- WHAT NEEDS TO BE DONE
Copy out all lines that hold "ylabel".

- INFORMATION GIVEN
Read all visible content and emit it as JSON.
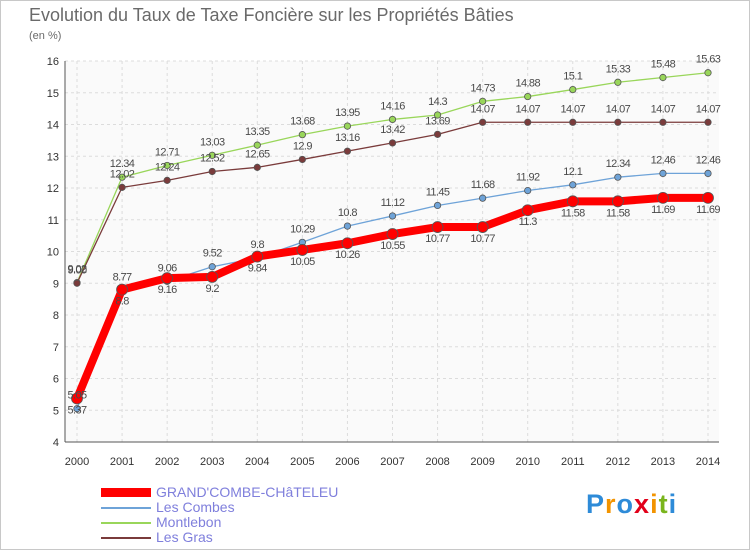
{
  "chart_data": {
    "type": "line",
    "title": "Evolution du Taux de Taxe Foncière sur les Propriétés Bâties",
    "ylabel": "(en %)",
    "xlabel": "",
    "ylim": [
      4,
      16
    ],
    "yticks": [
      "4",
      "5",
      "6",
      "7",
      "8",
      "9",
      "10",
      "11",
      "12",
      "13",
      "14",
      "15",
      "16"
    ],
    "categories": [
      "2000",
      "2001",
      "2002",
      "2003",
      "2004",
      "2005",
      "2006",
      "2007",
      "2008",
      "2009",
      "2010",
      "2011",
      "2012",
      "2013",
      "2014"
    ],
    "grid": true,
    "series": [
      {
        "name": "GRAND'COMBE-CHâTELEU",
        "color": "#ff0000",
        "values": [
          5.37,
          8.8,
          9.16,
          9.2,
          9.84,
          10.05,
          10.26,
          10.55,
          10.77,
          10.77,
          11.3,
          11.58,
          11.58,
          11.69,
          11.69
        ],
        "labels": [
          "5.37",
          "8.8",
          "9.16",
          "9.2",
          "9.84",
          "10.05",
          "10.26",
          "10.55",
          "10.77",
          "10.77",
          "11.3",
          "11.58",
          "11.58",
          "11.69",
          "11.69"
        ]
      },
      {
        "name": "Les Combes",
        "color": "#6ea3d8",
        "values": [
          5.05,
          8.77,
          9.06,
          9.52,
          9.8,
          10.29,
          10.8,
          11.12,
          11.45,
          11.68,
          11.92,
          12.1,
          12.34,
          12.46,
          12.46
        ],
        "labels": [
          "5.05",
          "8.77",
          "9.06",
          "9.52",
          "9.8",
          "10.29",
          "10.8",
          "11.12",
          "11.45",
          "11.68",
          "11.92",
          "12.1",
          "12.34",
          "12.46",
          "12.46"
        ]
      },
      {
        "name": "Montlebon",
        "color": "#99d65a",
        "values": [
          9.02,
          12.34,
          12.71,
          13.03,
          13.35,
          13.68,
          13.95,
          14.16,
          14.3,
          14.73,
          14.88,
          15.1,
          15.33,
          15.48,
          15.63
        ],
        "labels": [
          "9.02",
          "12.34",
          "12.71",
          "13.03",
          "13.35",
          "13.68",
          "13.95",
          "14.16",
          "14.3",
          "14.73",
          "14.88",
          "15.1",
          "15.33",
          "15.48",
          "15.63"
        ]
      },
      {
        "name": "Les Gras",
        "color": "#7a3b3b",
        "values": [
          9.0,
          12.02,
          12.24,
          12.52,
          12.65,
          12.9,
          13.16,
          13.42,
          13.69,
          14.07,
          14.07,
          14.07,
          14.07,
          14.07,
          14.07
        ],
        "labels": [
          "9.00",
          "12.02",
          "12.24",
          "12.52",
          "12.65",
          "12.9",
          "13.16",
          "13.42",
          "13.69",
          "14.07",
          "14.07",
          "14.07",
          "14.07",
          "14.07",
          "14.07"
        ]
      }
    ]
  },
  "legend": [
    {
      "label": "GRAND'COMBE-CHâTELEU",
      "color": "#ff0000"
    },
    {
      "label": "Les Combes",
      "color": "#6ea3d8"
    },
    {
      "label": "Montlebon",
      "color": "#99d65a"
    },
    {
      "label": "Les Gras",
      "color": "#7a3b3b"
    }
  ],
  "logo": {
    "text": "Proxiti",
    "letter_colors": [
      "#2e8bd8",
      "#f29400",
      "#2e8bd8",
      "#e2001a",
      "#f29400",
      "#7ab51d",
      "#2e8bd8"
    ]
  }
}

==

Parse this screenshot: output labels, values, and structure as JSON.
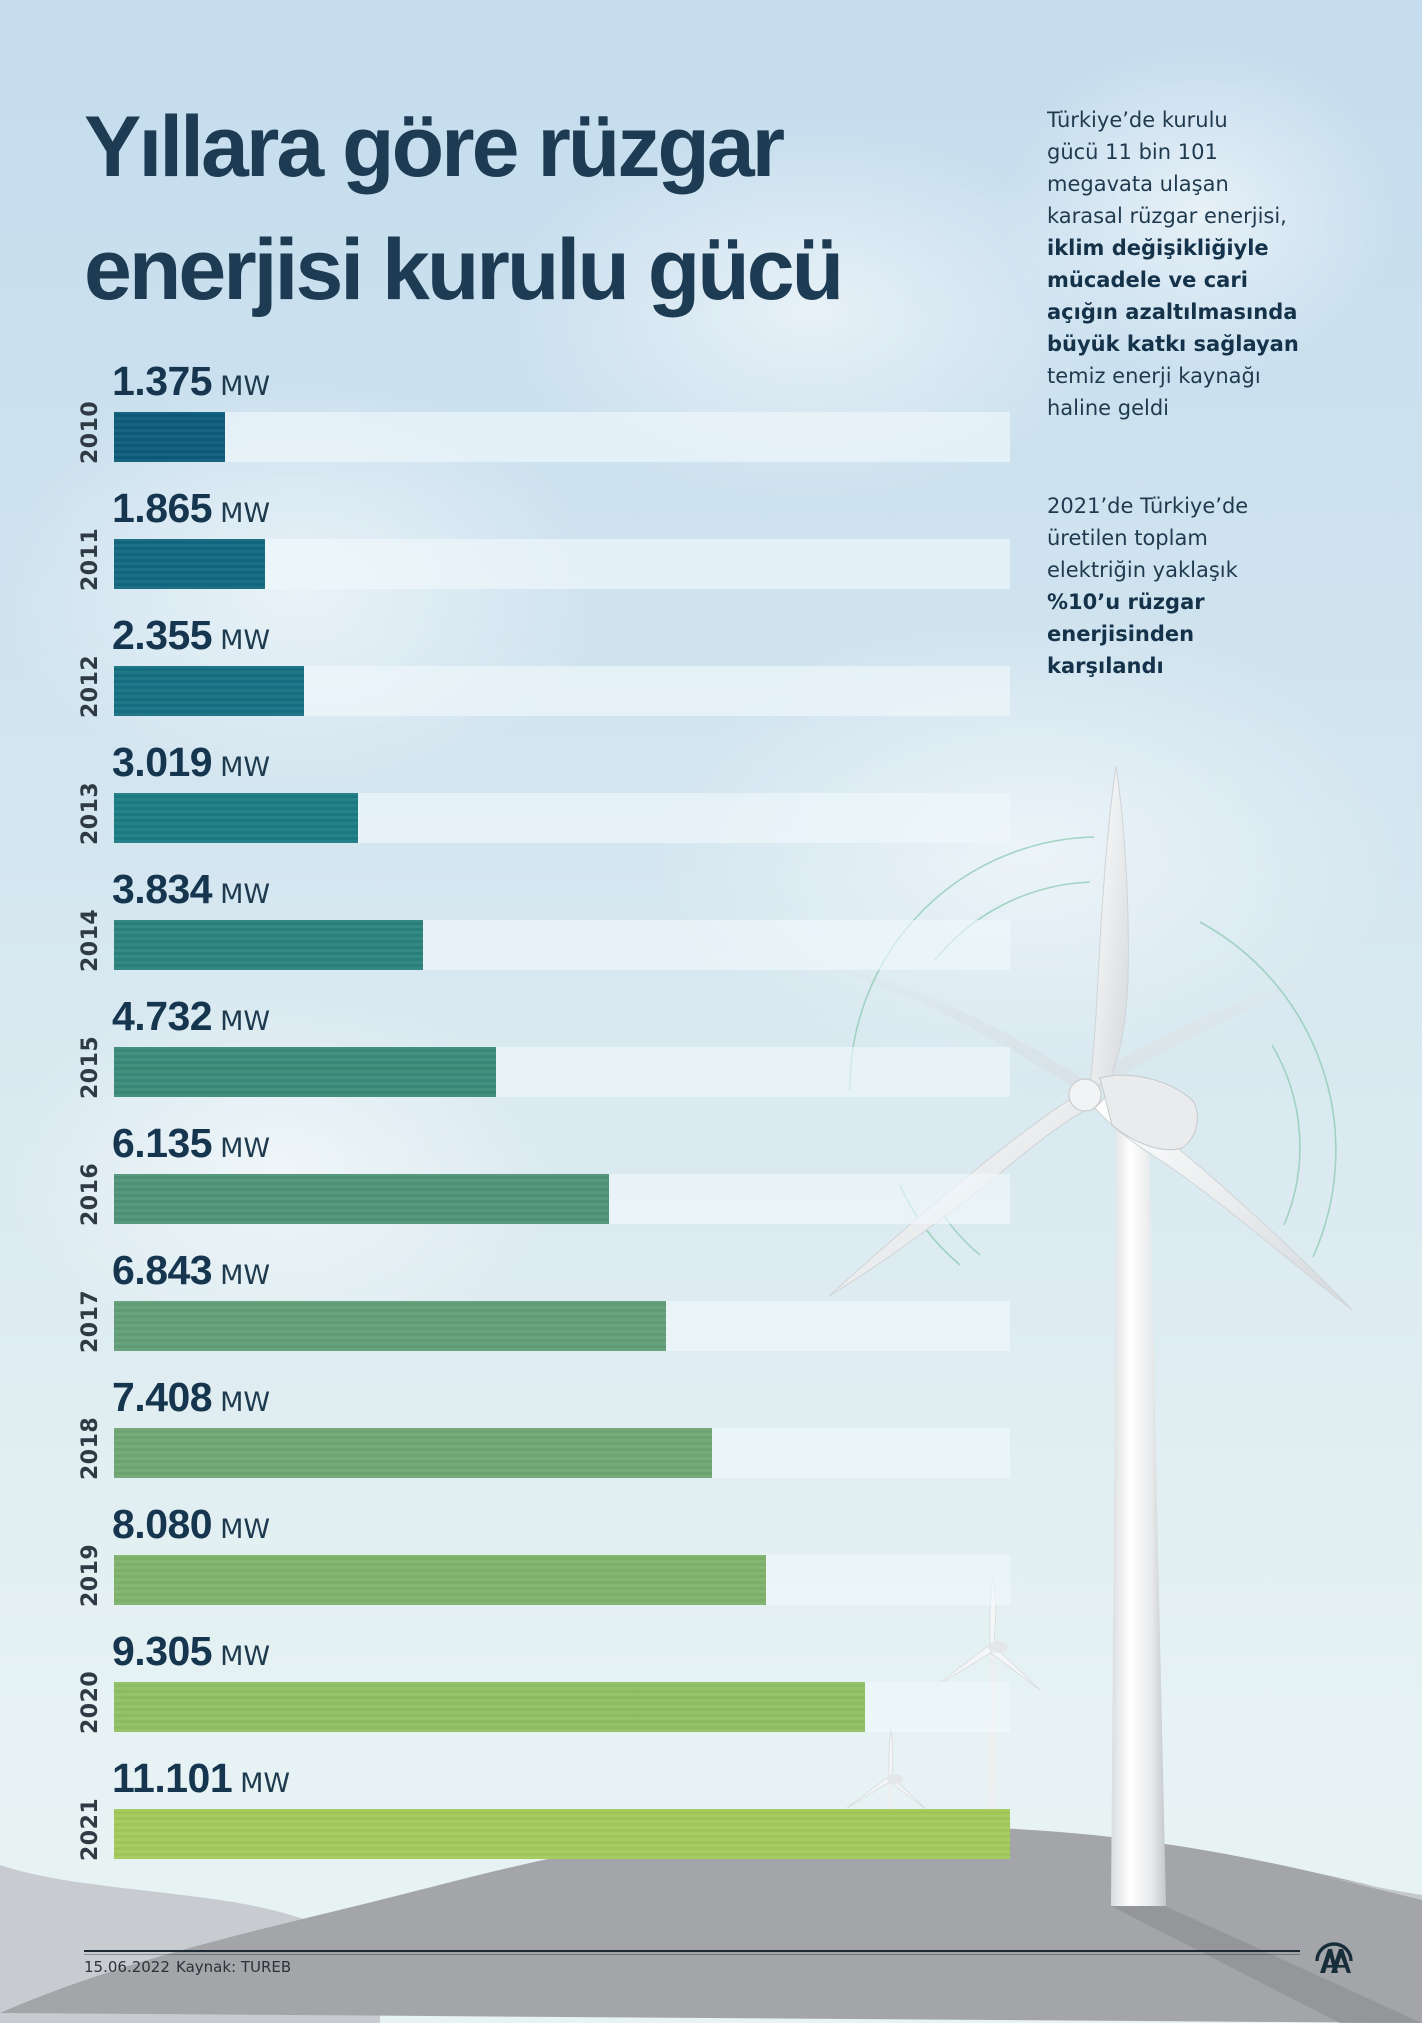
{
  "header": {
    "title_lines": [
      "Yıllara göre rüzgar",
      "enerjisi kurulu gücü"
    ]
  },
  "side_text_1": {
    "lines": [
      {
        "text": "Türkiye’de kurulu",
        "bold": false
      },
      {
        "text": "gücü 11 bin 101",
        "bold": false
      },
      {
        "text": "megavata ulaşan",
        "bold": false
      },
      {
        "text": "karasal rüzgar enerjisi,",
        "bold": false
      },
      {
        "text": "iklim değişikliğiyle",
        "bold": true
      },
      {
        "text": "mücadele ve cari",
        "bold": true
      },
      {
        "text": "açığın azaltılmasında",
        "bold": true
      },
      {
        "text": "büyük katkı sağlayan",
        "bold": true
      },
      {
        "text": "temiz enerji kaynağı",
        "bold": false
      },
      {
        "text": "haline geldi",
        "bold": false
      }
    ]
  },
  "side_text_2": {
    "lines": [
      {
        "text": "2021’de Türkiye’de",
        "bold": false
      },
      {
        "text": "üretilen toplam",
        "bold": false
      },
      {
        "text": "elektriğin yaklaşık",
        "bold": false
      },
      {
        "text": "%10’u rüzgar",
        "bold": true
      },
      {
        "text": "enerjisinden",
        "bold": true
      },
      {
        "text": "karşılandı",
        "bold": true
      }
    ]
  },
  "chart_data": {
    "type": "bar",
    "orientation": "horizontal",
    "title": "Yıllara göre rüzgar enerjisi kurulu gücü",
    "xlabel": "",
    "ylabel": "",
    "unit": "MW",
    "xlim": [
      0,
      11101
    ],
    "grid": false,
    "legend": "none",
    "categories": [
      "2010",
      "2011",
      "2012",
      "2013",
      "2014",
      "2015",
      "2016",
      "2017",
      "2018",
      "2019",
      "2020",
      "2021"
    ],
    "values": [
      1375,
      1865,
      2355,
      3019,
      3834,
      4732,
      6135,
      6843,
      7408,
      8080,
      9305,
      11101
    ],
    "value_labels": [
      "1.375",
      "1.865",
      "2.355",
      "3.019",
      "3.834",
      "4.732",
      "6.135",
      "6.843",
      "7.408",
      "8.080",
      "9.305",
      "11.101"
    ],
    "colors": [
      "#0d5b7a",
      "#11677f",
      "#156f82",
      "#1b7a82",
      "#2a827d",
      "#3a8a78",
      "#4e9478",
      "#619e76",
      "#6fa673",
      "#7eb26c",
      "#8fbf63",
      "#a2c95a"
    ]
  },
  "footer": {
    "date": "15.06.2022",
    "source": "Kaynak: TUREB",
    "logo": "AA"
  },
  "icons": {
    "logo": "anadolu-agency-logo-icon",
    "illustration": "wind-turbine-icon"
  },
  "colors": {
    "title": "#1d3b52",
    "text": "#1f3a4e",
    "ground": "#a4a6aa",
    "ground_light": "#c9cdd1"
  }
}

* * *

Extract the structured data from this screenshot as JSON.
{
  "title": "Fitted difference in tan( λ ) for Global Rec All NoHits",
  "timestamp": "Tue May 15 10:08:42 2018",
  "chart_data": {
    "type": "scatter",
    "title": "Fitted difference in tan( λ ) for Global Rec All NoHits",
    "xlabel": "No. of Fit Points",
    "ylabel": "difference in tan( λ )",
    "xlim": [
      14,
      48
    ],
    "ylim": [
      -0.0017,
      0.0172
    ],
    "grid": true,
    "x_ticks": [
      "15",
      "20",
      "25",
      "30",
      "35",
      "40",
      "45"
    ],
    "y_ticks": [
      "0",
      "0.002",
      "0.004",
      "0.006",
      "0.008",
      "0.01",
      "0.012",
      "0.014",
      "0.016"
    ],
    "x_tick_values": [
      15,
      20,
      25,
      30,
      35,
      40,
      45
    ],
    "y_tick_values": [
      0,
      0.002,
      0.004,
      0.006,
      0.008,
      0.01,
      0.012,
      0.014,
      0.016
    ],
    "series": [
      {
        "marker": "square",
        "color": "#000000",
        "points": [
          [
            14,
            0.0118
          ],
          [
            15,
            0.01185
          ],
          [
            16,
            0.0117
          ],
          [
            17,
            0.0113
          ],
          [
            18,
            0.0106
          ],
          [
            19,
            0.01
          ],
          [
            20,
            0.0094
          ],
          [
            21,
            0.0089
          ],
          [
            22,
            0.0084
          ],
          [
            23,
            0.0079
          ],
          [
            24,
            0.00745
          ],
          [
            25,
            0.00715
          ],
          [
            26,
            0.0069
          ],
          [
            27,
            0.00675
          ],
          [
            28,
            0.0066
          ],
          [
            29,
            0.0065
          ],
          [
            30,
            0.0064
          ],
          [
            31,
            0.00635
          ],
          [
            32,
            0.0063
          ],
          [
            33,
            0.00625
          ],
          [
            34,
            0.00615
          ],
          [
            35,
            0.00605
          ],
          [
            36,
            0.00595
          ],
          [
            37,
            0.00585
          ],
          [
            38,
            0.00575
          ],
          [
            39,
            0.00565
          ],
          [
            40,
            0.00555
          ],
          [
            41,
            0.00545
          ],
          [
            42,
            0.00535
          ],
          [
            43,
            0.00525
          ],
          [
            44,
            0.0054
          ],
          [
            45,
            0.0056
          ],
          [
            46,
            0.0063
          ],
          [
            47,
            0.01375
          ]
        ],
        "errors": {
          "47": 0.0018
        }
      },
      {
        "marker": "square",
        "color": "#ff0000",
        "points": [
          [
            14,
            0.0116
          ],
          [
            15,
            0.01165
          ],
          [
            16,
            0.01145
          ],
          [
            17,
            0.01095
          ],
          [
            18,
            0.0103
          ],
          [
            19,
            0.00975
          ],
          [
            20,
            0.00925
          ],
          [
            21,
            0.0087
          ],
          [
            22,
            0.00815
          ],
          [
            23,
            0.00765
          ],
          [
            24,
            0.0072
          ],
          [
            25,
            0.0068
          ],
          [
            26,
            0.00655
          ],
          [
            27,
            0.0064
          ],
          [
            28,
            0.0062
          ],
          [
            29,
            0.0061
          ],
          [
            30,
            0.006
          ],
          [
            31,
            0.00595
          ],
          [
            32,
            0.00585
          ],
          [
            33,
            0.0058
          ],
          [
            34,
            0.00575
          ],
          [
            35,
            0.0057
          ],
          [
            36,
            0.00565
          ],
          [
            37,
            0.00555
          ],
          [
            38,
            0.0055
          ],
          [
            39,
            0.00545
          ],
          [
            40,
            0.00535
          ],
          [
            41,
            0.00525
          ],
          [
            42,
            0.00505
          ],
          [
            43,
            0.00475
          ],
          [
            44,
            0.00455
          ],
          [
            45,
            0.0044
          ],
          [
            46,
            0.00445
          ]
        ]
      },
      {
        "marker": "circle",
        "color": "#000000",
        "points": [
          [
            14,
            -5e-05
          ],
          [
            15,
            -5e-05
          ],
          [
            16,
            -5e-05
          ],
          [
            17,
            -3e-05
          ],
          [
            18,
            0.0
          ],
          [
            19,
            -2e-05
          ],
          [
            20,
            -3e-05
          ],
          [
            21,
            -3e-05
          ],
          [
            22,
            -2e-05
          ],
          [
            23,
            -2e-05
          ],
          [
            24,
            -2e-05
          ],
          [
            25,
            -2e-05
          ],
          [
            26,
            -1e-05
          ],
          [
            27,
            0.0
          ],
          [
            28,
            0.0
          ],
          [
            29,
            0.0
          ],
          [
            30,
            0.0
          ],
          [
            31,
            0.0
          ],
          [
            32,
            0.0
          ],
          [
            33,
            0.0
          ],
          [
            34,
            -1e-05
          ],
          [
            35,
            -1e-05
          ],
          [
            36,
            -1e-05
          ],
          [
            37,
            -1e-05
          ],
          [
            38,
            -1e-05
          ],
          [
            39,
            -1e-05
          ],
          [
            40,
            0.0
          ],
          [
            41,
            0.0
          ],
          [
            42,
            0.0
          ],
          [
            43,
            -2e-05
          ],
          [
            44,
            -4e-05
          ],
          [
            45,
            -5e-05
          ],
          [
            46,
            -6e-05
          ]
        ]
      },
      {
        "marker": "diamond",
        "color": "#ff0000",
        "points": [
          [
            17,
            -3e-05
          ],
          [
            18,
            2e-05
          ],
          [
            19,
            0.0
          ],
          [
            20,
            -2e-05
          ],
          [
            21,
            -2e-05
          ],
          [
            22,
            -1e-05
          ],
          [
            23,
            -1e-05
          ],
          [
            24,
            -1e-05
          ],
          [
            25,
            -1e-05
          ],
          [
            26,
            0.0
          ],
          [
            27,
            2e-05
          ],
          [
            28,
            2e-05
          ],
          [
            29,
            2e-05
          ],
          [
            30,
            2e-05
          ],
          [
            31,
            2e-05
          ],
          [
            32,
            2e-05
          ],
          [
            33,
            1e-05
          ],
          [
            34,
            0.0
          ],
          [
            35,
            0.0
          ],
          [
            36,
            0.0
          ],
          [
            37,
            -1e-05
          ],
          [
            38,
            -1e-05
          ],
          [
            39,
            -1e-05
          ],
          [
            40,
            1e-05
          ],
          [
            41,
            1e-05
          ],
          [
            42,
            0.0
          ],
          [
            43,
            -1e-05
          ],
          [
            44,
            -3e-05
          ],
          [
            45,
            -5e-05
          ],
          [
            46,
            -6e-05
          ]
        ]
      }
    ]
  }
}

- WRITTEN REPLY
    "ylabel": "(en %)",
    "ylabel": "",
    "ylabel": "difference in tan( λ )",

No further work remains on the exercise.